SHORT PROBLEM: Write out the material below again, unchanged.

SUPPLIED RECORDS:
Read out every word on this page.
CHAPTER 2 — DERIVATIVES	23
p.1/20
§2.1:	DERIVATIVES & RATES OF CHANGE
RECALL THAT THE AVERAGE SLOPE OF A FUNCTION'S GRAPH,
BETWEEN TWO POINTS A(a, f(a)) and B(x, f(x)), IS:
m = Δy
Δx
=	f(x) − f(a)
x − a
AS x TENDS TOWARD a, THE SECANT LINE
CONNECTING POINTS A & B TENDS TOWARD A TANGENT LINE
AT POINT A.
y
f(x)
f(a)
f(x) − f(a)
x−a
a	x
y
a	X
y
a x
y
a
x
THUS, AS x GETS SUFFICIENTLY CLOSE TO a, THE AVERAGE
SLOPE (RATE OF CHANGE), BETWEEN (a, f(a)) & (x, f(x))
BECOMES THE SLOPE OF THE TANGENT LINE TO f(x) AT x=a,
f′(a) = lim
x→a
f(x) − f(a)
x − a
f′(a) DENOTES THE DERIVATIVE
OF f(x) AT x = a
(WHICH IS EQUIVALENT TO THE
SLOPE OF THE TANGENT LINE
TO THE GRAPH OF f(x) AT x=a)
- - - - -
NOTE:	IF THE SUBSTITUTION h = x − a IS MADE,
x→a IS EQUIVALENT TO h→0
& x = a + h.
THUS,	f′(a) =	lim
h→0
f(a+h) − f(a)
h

WRITTEN SOLUTION:
Read out every word on this page.
CHAPTER 2 — DERIVATIVES	23
p.1/20
§2.1:	DERIVATIVES & RATES OF CHANGE
RECALL THAT THE AVERAGE SLOPE OF A FUNCTION'S GRAPH,
BETWEEN TWO POINTS A(a, f(a)) and B(x, f(x)), IS:
m = Δy
Δx
=	f(x) − f(a)
x − a
AS x TENDS TOWARD a, THE SECANT LINE
CONNECTING POINTS A & B TENDS TOWARD A TANGENT LINE
AT POINT A.
y
f(x)
f(a)
f(x) − f(a)
x−a
a	x
y
a	X
y
a x
y
a
x
THUS, AS x GETS SUFFICIENTLY CLOSE TO a, THE AVERAGE
SLOPE (RATE OF CHANGE), BETWEEN (a, f(a)) & (x, f(x))
BECOMES THE SLOPE OF THE TANGENT LINE TO f(x) AT x=a,
f′(a) = lim
x→a
f(x) − f(a)
x − a
f′(a) DENOTES THE DERIVATIVE
OF f(x) AT x = a
(WHICH IS EQUIVALENT TO THE
SLOPE OF THE TANGENT LINE
TO THE GRAPH OF f(x) AT x=a)
- - - - -
NOTE:	IF THE SUBSTITUTION h = x − a IS MADE,
x→a IS EQUIVALENT TO h→0
& x = a + h.
THUS,	f′(a) =	lim
h→0
f(a+h) − f(a)
h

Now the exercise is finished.